## Exercise inputs
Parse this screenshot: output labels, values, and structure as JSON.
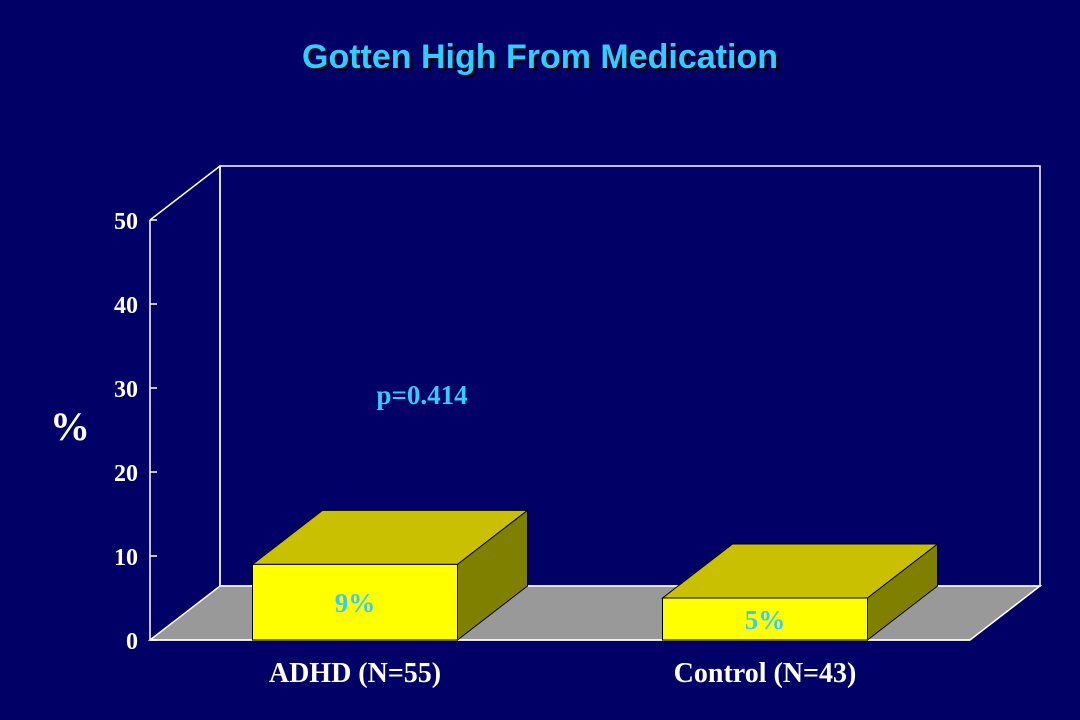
{
  "chart_data": {
    "type": "bar",
    "title": "Gotten High From Medication",
    "ylabel": "%",
    "xlabel": "",
    "categories": [
      "ADHD (N=55)",
      "Control (N=43)"
    ],
    "values": [
      9,
      5
    ],
    "data_labels": [
      "9%",
      "5%"
    ],
    "ylim": [
      0,
      50
    ],
    "yticks": [
      0,
      10,
      20,
      30,
      40,
      50
    ],
    "ytick_labels": [
      "0",
      "10",
      "20",
      "30",
      "40",
      "50"
    ],
    "annotation": "p=0.414",
    "grid": false,
    "legend": "none",
    "style": "3d-bar"
  },
  "colors": {
    "background": "#000066",
    "title": "#33ccff",
    "bar_front": "#ffff00",
    "bar_top": "#c8c000",
    "bar_side": "#808000",
    "floor": "#999999",
    "axis": "#ffffff",
    "label_accent": "#33ccff"
  }
}
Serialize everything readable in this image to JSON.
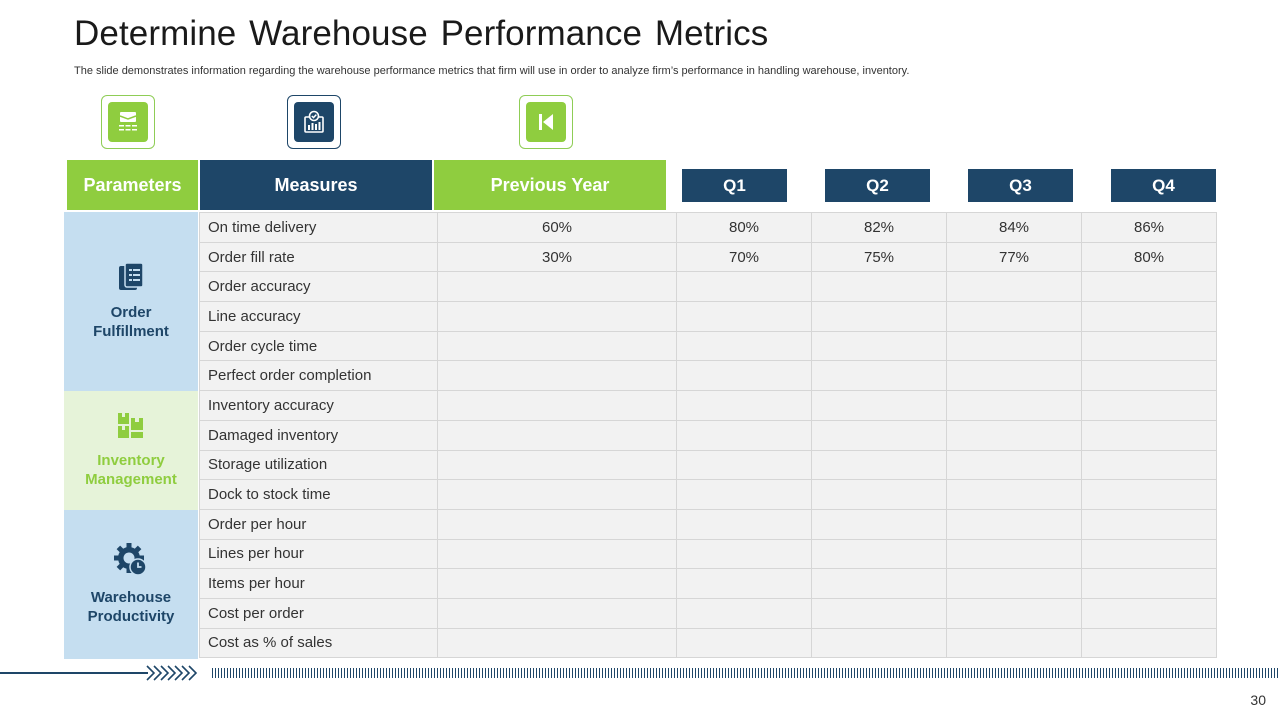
{
  "title": "Determine  Warehouse Performance  Metrics",
  "subtitle": "The slide demonstrates information regarding the warehouse performance metrics that firm will use in order to analyze firm’s performance in handling warehouse, inventory.",
  "icons": [
    "boxes-icon",
    "report-icon",
    "skip-back-icon"
  ],
  "headers": {
    "parameters": "Parameters",
    "measures": "Measures",
    "previous_year": "Previous Year",
    "q1": "Q1",
    "q2": "Q2",
    "q3": "Q3",
    "q4": "Q4"
  },
  "parameters": [
    {
      "line1": "Order",
      "line2": "Fulfillment",
      "icon": "clipboard-icon"
    },
    {
      "line1": "Inventory",
      "line2": "Management",
      "icon": "inventory-boxes-icon"
    },
    {
      "line1": "Warehouse",
      "line2": "Productivity",
      "icon": "gear-clock-icon"
    }
  ],
  "rows": [
    {
      "measure": "On time delivery",
      "prev": "60%",
      "q1": "80%",
      "q2": "82%",
      "q3": "84%",
      "q4": "86%"
    },
    {
      "measure": "Order fill rate",
      "prev": "30%",
      "q1": "70%",
      "q2": "75%",
      "q3": "77%",
      "q4": "80%"
    },
    {
      "measure": "Order accuracy",
      "prev": "",
      "q1": "",
      "q2": "",
      "q3": "",
      "q4": ""
    },
    {
      "measure": "Line accuracy",
      "prev": "",
      "q1": "",
      "q2": "",
      "q3": "",
      "q4": ""
    },
    {
      "measure": "Order cycle time",
      "prev": "",
      "q1": "",
      "q2": "",
      "q3": "",
      "q4": ""
    },
    {
      "measure": "Perfect order completion",
      "prev": "",
      "q1": "",
      "q2": "",
      "q3": "",
      "q4": ""
    },
    {
      "measure": "Inventory  accuracy",
      "prev": "",
      "q1": "",
      "q2": "",
      "q3": "",
      "q4": ""
    },
    {
      "measure": "Damaged inventory",
      "prev": "",
      "q1": "",
      "q2": "",
      "q3": "",
      "q4": ""
    },
    {
      "measure": "Storage utilization",
      "prev": "",
      "q1": "",
      "q2": "",
      "q3": "",
      "q4": ""
    },
    {
      "measure": "Dock to stock time",
      "prev": "",
      "q1": "",
      "q2": "",
      "q3": "",
      "q4": ""
    },
    {
      "measure": "Order per hour",
      "prev": "",
      "q1": "",
      "q2": "",
      "q3": "",
      "q4": ""
    },
    {
      "measure": "Lines per hour",
      "prev": "",
      "q1": "",
      "q2": "",
      "q3": "",
      "q4": ""
    },
    {
      "measure": "Items per hour",
      "prev": "",
      "q1": "",
      "q2": "",
      "q3": "",
      "q4": ""
    },
    {
      "measure": "Cost per order",
      "prev": "",
      "q1": "",
      "q2": "",
      "q3": "",
      "q4": ""
    },
    {
      "measure": "Cost as % of sales",
      "prev": "",
      "q1": "",
      "q2": "",
      "q3": "",
      "q4": ""
    }
  ],
  "page_number": "30",
  "colors": {
    "navy": "#1e4668",
    "green": "#8fcd3f",
    "light_blue": "#c5def0",
    "light_green": "#e6f3d9"
  }
}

## Exercise brief
Copy the records word for word, leaving no picture in the copy.

## Task response
Parse this screenshot: output labels, values, and structure as JSON.
{
  "chart_data": {
    "type": "bar",
    "title": "Gotten High From Medication",
    "ylabel": "%",
    "xlabel": "",
    "categories": [
      "ADHD (N=55)",
      "Control (N=43)"
    ],
    "values": [
      9,
      5
    ],
    "data_labels": [
      "9%",
      "5%"
    ],
    "ylim": [
      0,
      50
    ],
    "yticks": [
      0,
      10,
      20,
      30,
      40,
      50
    ],
    "ytick_labels": [
      "0",
      "10",
      "20",
      "30",
      "40",
      "50"
    ],
    "annotation": "p=0.414",
    "grid": false,
    "legend": "none",
    "style": "3d-bar"
  },
  "colors": {
    "background": "#000066",
    "title": "#33ccff",
    "bar_front": "#ffff00",
    "bar_top": "#c8c000",
    "bar_side": "#808000",
    "floor": "#999999",
    "axis": "#ffffff",
    "label_accent": "#33ccff"
  }
}
Serialize everything readable in this image to JSON.
{
  "title": "Determine  Warehouse Performance  Metrics",
  "subtitle": "The slide demonstrates information regarding the warehouse performance metrics that firm will use in order to analyze firm’s performance in handling warehouse, inventory.",
  "icons": [
    "boxes-icon",
    "report-icon",
    "skip-back-icon"
  ],
  "headers": {
    "parameters": "Parameters",
    "measures": "Measures",
    "previous_year": "Previous Year",
    "q1": "Q1",
    "q2": "Q2",
    "q3": "Q3",
    "q4": "Q4"
  },
  "parameters": [
    {
      "line1": "Order",
      "line2": "Fulfillment",
      "icon": "clipboard-icon"
    },
    {
      "line1": "Inventory",
      "line2": "Management",
      "icon": "inventory-boxes-icon"
    },
    {
      "line1": "Warehouse",
      "line2": "Productivity",
      "icon": "gear-clock-icon"
    }
  ],
  "rows": [
    {
      "measure": "On time delivery",
      "prev": "60%",
      "q1": "80%",
      "q2": "82%",
      "q3": "84%",
      "q4": "86%"
    },
    {
      "measure": "Order fill rate",
      "prev": "30%",
      "q1": "70%",
      "q2": "75%",
      "q3": "77%",
      "q4": "80%"
    },
    {
      "measure": "Order accuracy",
      "prev": "",
      "q1": "",
      "q2": "",
      "q3": "",
      "q4": ""
    },
    {
      "measure": "Line accuracy",
      "prev": "",
      "q1": "",
      "q2": "",
      "q3": "",
      "q4": ""
    },
    {
      "measure": "Order cycle time",
      "prev": "",
      "q1": "",
      "q2": "",
      "q3": "",
      "q4": ""
    },
    {
      "measure": "Perfect order completion",
      "prev": "",
      "q1": "",
      "q2": "",
      "q3": "",
      "q4": ""
    },
    {
      "measure": "Inventory  accuracy",
      "prev": "",
      "q1": "",
      "q2": "",
      "q3": "",
      "q4": ""
    },
    {
      "measure": "Damaged inventory",
      "prev": "",
      "q1": "",
      "q2": "",
      "q3": "",
      "q4": ""
    },
    {
      "measure": "Storage utilization",
      "prev": "",
      "q1": "",
      "q2": "",
      "q3": "",
      "q4": ""
    },
    {
      "measure": "Dock to stock time",
      "prev": "",
      "q1": "",
      "q2": "",
      "q3": "",
      "q4": ""
    },
    {
      "measure": "Order per hour",
      "prev": "",
      "q1": "",
      "q2": "",
      "q3": "",
      "q4": ""
    },
    {
      "measure": "Lines per hour",
      "prev": "",
      "q1": "",
      "q2": "",
      "q3": "",
      "q4": ""
    },
    {
      "measure": "Items per hour",
      "prev": "",
      "q1": "",
      "q2": "",
      "q3": "",
      "q4": ""
    },
    {
      "measure": "Cost per order",
      "prev": "",
      "q1": "",
      "q2": "",
      "q3": "",
      "q4": ""
    },
    {
      "measure": "Cost as % of sales",
      "prev": "",
      "q1": "",
      "q2": "",
      "q3": "",
      "q4": ""
    }
  ],
  "page_number": "30",
  "colors": {
    "navy": "#1e4668",
    "green": "#8fcd3f",
    "light_blue": "#c5def0",
    "light_green": "#e6f3d9"
  }
}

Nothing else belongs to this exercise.